■ Stored data ■
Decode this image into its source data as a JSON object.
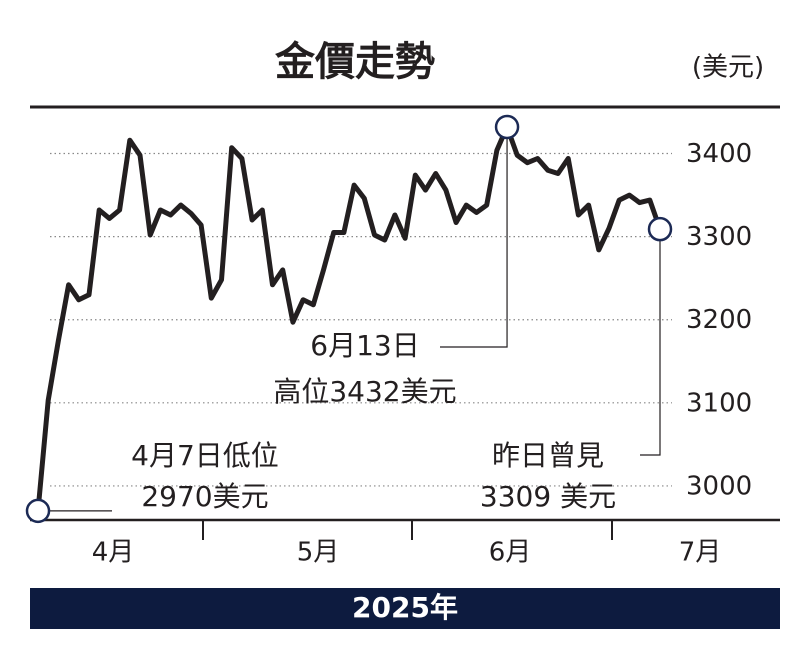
{
  "chart_data": {
    "type": "line",
    "title": "金價走勢",
    "unit": "(美元)",
    "values": [
      2970,
      3103,
      3175,
      3242,
      3224,
      3230,
      3332,
      3322,
      3332,
      3416,
      3398,
      3302,
      3332,
      3326,
      3338,
      3328,
      3314,
      3226,
      3248,
      3407,
      3394,
      3320,
      3332,
      3242,
      3260,
      3197,
      3224,
      3218,
      3260,
      3305,
      3305,
      3362,
      3346,
      3302,
      3296,
      3326,
      3298,
      3374,
      3356,
      3376,
      3356,
      3317,
      3338,
      3329,
      3338,
      3404,
      3432,
      3398,
      3389,
      3394,
      3380,
      3376,
      3394,
      3326,
      3338,
      3284,
      3310,
      3344,
      3350,
      3341,
      3344,
      3309
    ],
    "color": "#231f20",
    "ylim": [
      2959,
      3456
    ],
    "yticks": [
      3000,
      3100,
      3200,
      3300,
      3400
    ],
    "grid": true,
    "month_labels": [
      "4月",
      "5月",
      "6月",
      "7月"
    ],
    "year": "2025年",
    "annotations": [
      {
        "point": 46,
        "lines": [
          "6月13日",
          "高位3432美元"
        ]
      },
      {
        "point": 0,
        "lines": [
          "4月7日低位",
          "2970美元"
        ]
      },
      {
        "point": 61,
        "lines": [
          "昨日曾見",
          "3309 美元"
        ]
      }
    ]
  }
}
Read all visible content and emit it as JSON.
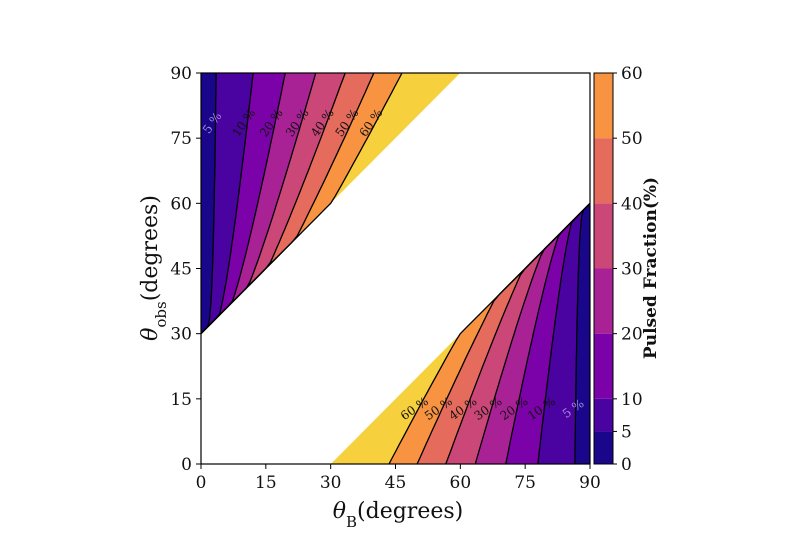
{
  "chart_data": {
    "type": "heatmap",
    "subtype": "filled-contour",
    "colormap": "plasma",
    "xlabel": "θB(degrees)",
    "ylabel": "θobs(degrees)",
    "xlim": [
      0,
      90
    ],
    "ylim": [
      0,
      90
    ],
    "xticks": [
      "0",
      "15",
      "30",
      "45",
      "60",
      "75",
      "90"
    ],
    "yticks": [
      "0",
      "15",
      "30",
      "45",
      "60",
      "75",
      "90"
    ],
    "colorbar": {
      "label": "Pulsed Fraction(%)",
      "levels": [
        0,
        5,
        10,
        20,
        30,
        40,
        50,
        60
      ],
      "ticks": [
        "0",
        "5",
        "10",
        "20",
        "30",
        "40",
        "50",
        "60"
      ],
      "colors": [
        "#1a068a",
        "#4a02a0",
        "#7a02a8",
        "#a82296",
        "#cb4778",
        "#e56b5d",
        "#f89441",
        "#f7d13d"
      ]
    },
    "regions": [
      {
        "name": "upper-left",
        "masked_boundary": "θobs = θB + 30"
      },
      {
        "name": "lower-right",
        "masked_boundary": "θobs = θB − 30"
      }
    ],
    "contour_labels": {
      "upper": [
        "5 %",
        "10 %",
        "20 %",
        "30 %",
        "40 %",
        "50 %",
        "60 %"
      ],
      "lower": [
        "5 %",
        "10 %",
        "20 %",
        "30 %",
        "40 %",
        "50 %",
        "60 %"
      ]
    },
    "contour_level_values": [
      5,
      10,
      20,
      30,
      40,
      50,
      60
    ],
    "grid": false
  }
}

■ Task details ■
The records above need to be restated word for word, with the pictures left out.

■ Completed exercise ■
Decode this image into its source data as a JSON object.
{
  "chart_data": {
    "type": "line",
    "title": "金價走勢",
    "unit": "(美元)",
    "values": [
      2970,
      3103,
      3175,
      3242,
      3224,
      3230,
      3332,
      3322,
      3332,
      3416,
      3398,
      3302,
      3332,
      3326,
      3338,
      3328,
      3314,
      3226,
      3248,
      3407,
      3394,
      3320,
      3332,
      3242,
      3260,
      3197,
      3224,
      3218,
      3260,
      3305,
      3305,
      3362,
      3346,
      3302,
      3296,
      3326,
      3298,
      3374,
      3356,
      3376,
      3356,
      3317,
      3338,
      3329,
      3338,
      3404,
      3432,
      3398,
      3389,
      3394,
      3380,
      3376,
      3394,
      3326,
      3338,
      3284,
      3310,
      3344,
      3350,
      3341,
      3344,
      3309
    ],
    "color": "#231f20",
    "ylim": [
      2959,
      3456
    ],
    "yticks": [
      3000,
      3100,
      3200,
      3300,
      3400
    ],
    "grid": true,
    "month_labels": [
      "4月",
      "5月",
      "6月",
      "7月"
    ],
    "year": "2025年",
    "annotations": [
      {
        "point": 46,
        "lines": [
          "6月13日",
          "高位3432美元"
        ]
      },
      {
        "point": 0,
        "lines": [
          "4月7日低位",
          "2970美元"
        ]
      },
      {
        "point": 61,
        "lines": [
          "昨日曾見",
          "3309 美元"
        ]
      }
    ]
  }
}
Read all visible content and emit it as JSON.
{
  "chart_data": {
    "type": "heatmap",
    "subtype": "filled-contour",
    "colormap": "plasma",
    "xlabel": "θB(degrees)",
    "ylabel": "θobs(degrees)",
    "xlim": [
      0,
      90
    ],
    "ylim": [
      0,
      90
    ],
    "xticks": [
      "0",
      "15",
      "30",
      "45",
      "60",
      "75",
      "90"
    ],
    "yticks": [
      "0",
      "15",
      "30",
      "45",
      "60",
      "75",
      "90"
    ],
    "colorbar": {
      "label": "Pulsed Fraction(%)",
      "levels": [
        0,
        5,
        10,
        20,
        30,
        40,
        50,
        60
      ],
      "ticks": [
        "0",
        "5",
        "10",
        "20",
        "30",
        "40",
        "50",
        "60"
      ],
      "colors": [
        "#1a068a",
        "#4a02a0",
        "#7a02a8",
        "#a82296",
        "#cb4778",
        "#e56b5d",
        "#f89441",
        "#f7d13d"
      ]
    },
    "regions": [
      {
        "name": "upper-left",
        "masked_boundary": "θobs = θB + 30"
      },
      {
        "name": "lower-right",
        "masked_boundary": "θobs = θB − 30"
      }
    ],
    "contour_labels": {
      "upper": [
        "5 %",
        "10 %",
        "20 %",
        "30 %",
        "40 %",
        "50 %",
        "60 %"
      ],
      "lower": [
        "5 %",
        "10 %",
        "20 %",
        "30 %",
        "40 %",
        "50 %",
        "60 %"
      ]
    },
    "contour_level_values": [
      5,
      10,
      20,
      30,
      40,
      50,
      60
    ],
    "grid": false
  }
}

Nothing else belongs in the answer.